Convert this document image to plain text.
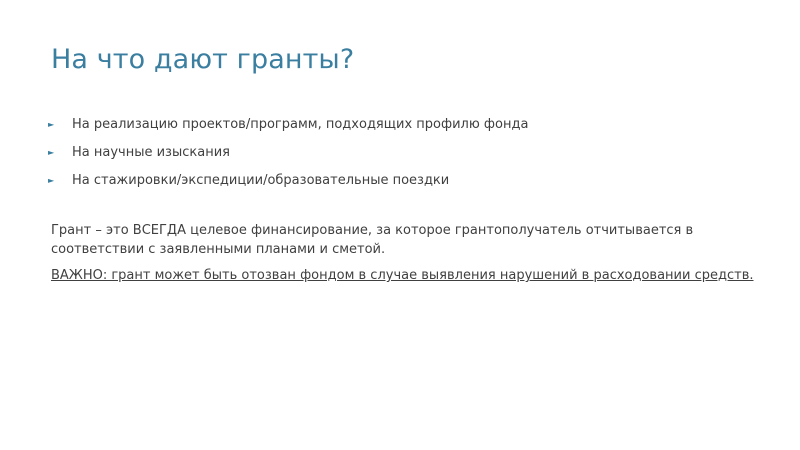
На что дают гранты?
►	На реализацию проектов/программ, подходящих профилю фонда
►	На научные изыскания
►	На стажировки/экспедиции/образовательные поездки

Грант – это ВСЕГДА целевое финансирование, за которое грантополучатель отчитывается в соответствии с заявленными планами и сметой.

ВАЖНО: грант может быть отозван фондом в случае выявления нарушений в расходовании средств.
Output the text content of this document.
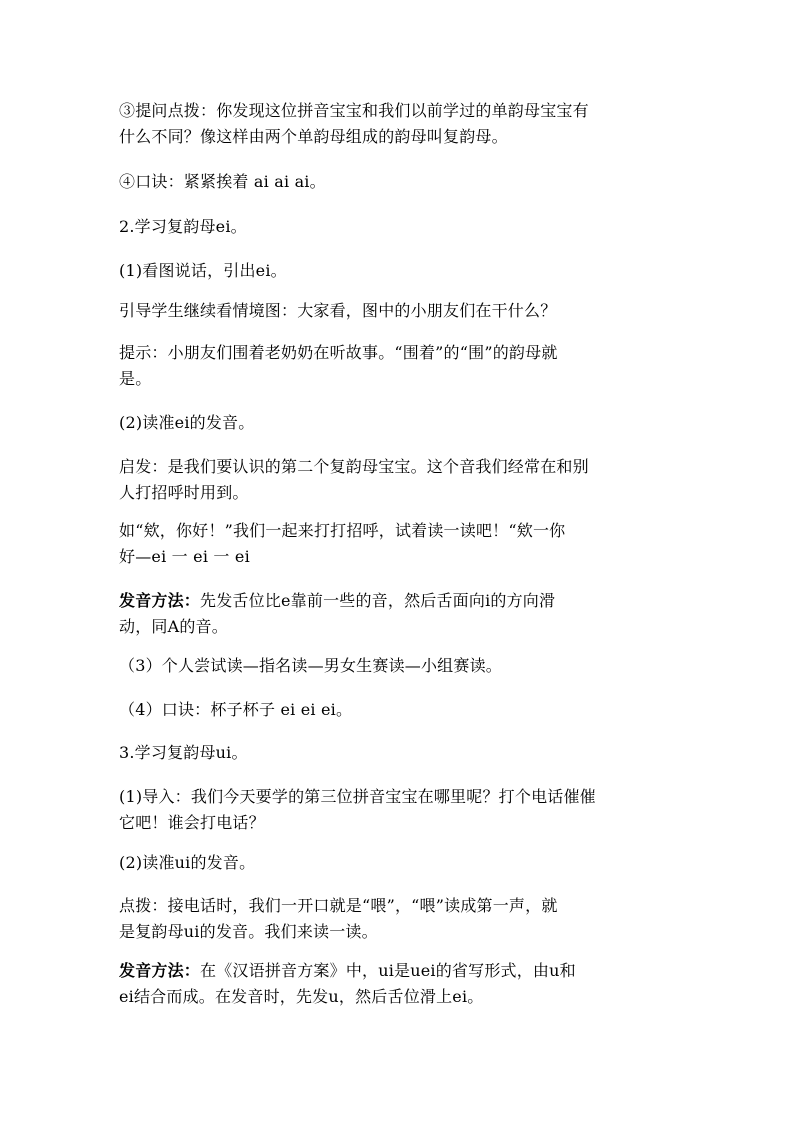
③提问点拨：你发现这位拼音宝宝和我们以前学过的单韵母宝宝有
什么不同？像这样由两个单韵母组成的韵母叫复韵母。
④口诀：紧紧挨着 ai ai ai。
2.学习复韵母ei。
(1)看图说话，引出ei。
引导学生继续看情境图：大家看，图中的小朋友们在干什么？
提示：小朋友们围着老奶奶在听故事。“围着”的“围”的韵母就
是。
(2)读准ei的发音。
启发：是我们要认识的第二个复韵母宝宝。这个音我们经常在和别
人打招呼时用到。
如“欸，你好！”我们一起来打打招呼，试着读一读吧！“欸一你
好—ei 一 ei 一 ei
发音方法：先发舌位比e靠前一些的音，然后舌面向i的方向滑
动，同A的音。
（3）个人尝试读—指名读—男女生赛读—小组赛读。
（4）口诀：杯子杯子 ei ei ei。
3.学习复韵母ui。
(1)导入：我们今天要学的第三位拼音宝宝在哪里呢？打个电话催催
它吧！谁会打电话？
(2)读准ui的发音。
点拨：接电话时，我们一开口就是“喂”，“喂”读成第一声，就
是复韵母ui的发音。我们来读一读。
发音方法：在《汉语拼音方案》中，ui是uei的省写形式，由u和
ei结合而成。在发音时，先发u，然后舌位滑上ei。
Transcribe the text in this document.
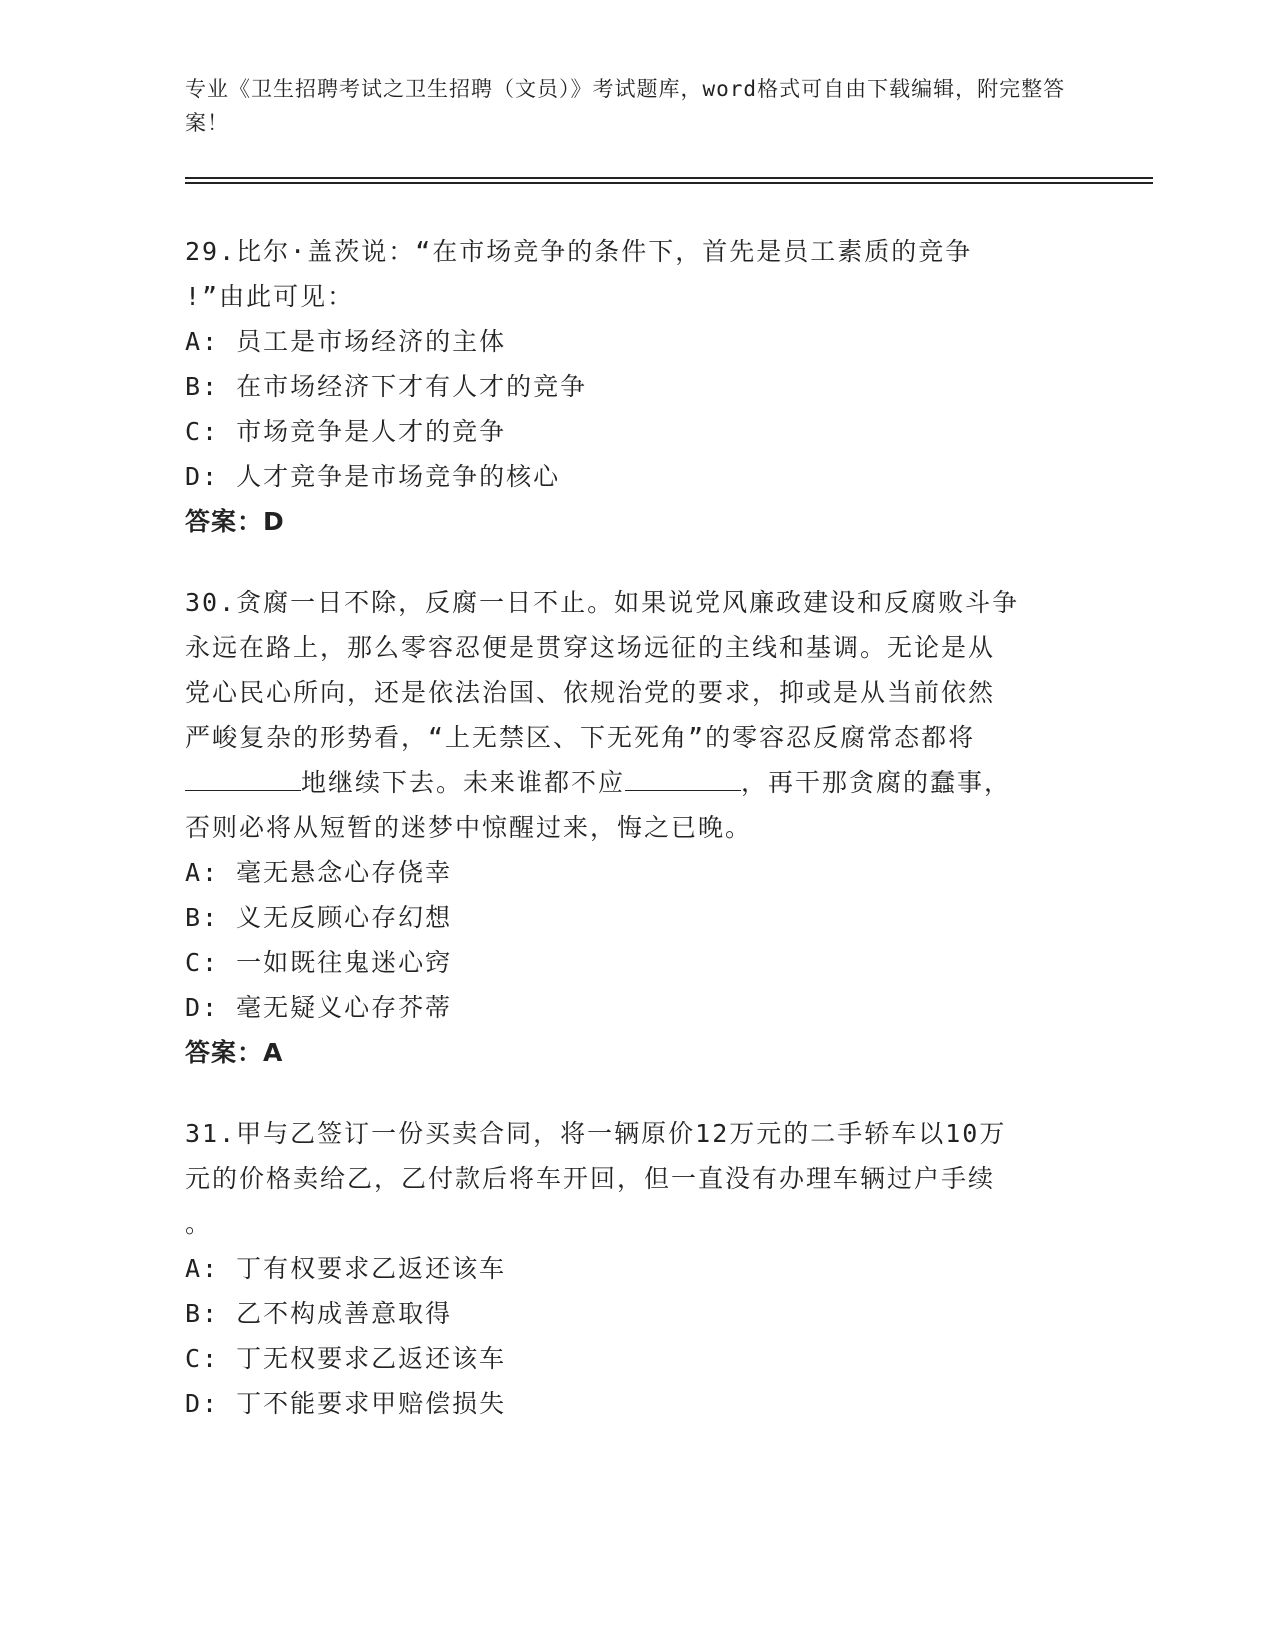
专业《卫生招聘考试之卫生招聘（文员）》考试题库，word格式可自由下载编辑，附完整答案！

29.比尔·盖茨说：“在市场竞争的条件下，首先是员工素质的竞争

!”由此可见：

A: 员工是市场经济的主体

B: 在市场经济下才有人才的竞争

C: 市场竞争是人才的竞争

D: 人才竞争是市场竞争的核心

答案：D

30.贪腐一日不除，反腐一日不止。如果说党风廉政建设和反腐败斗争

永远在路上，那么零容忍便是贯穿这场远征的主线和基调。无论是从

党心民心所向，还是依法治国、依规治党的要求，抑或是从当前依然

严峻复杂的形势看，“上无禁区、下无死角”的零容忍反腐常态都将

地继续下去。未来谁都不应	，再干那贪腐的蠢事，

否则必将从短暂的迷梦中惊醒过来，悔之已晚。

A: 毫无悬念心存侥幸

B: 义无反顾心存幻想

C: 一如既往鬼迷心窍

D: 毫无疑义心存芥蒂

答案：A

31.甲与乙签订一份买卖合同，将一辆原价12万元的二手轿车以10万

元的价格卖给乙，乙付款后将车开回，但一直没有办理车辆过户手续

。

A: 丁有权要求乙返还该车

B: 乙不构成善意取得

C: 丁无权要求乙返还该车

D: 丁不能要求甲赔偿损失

+ + + + + + +

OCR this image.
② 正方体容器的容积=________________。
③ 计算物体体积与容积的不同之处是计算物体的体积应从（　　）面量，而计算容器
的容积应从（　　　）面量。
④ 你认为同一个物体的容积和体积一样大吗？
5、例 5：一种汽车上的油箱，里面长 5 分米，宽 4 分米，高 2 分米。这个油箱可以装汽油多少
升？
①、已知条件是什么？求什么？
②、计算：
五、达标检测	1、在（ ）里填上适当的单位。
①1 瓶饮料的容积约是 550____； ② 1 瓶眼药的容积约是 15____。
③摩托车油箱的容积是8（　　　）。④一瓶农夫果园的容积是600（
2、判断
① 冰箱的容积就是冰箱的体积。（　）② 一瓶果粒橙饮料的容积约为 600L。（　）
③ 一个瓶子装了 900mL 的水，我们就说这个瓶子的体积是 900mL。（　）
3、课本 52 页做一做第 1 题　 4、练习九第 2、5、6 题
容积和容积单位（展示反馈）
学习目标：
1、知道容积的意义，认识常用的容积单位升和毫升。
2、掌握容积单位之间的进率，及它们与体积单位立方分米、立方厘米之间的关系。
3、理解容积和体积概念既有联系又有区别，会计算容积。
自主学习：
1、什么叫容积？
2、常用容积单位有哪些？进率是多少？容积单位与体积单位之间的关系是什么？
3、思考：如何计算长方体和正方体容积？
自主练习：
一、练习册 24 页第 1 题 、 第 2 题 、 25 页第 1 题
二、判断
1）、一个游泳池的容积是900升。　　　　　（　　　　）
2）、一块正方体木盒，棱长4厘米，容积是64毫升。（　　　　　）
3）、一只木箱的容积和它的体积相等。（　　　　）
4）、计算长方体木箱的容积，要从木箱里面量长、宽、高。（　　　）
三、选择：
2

+ + + + + + +

Copy each line that contains the word "image".

Convert this document image to plain text.
OCR this image.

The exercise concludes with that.